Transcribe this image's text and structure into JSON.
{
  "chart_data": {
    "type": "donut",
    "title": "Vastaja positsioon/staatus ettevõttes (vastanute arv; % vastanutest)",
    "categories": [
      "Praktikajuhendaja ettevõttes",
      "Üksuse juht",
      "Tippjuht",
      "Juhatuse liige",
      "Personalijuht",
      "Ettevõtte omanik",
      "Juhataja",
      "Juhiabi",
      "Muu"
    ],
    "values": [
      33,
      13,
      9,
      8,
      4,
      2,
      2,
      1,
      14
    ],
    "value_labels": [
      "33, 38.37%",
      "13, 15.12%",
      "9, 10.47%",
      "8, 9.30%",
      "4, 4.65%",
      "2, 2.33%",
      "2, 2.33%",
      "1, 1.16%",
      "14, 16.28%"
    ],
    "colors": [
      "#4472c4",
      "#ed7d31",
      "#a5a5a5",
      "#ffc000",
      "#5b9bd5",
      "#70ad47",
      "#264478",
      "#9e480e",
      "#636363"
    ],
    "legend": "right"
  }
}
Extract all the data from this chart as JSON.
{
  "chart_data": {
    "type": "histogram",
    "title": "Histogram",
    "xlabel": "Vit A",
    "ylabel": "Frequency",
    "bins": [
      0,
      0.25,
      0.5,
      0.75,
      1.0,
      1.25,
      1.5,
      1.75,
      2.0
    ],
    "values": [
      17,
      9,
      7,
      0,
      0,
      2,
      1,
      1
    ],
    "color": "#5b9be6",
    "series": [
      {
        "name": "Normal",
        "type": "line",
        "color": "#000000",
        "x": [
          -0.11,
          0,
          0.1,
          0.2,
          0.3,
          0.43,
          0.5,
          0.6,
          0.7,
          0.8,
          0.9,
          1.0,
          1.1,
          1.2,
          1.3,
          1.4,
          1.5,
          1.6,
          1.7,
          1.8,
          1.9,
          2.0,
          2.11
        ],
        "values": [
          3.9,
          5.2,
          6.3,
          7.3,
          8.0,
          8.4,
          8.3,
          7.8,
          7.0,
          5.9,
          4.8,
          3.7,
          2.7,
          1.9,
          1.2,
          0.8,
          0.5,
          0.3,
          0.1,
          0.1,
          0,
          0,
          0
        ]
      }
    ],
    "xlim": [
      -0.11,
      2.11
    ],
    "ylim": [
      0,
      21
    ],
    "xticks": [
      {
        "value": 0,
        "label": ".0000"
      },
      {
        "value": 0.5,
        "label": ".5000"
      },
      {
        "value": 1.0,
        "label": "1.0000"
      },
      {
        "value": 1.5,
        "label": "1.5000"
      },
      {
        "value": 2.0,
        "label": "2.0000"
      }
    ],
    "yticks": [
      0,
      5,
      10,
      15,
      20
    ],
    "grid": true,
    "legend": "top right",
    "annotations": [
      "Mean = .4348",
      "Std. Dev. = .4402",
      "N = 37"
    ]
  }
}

▶ [WHAT IS REQUIRED]
Only the lines from the one containing "Extract all the data from this chart as JSON." through the end of the material should be reproduced, exactly, with both ends included.

▶ [OUTPUT OF THE EXERCISE]
Extract all the data from this chart as JSON.
{
  "chart_data": {
    "type": "histogram",
    "title": "Histogram",
    "xlabel": "Vit A",
    "ylabel": "Frequency",
    "bins": [
      0,
      0.25,
      0.5,
      0.75,
      1.0,
      1.25,
      1.5,
      1.75,
      2.0
    ],
    "values": [
      17,
      9,
      7,
      0,
      0,
      2,
      1,
      1
    ],
    "color": "#5b9be6",
    "series": [
      {
        "name": "Normal",
        "type": "line",
        "color": "#000000",
        "x": [
          -0.11,
          0,
          0.1,
          0.2,
          0.3,
          0.43,
          0.5,
          0.6,
          0.7,
          0.8,
          0.9,
          1.0,
          1.1,
          1.2,
          1.3,
          1.4,
          1.5,
          1.6,
          1.7,
          1.8,
          1.9,
          2.0,
          2.11
        ],
        "values": [
          3.9,
          5.2,
          6.3,
          7.3,
          8.0,
          8.4,
          8.3,
          7.8,
          7.0,
          5.9,
          4.8,
          3.7,
          2.7,
          1.9,
          1.2,
          0.8,
          0.5,
          0.3,
          0.1,
          0.1,
          0,
          0,
          0
        ]
      }
    ],
    "xlim": [
      -0.11,
      2.11
    ],
    "ylim": [
      0,
      21
    ],
    "xticks": [
      {
        "value": 0,
        "label": ".0000"
      },
      {
        "value": 0.5,
        "label": ".5000"
      },
      {
        "value": 1.0,
        "label": "1.0000"
      },
      {
        "value": 1.5,
        "label": "1.5000"
      },
      {
        "value": 2.0,
        "label": "2.0000"
      }
    ],
    "yticks": [
      0,
      5,
      10,
      15,
      20
    ],
    "grid": true,
    "legend": "top right",
    "annotations": [
      "Mean = .4348",
      "Std. Dev. = .4402",
      "N = 37"
    ]
  }
}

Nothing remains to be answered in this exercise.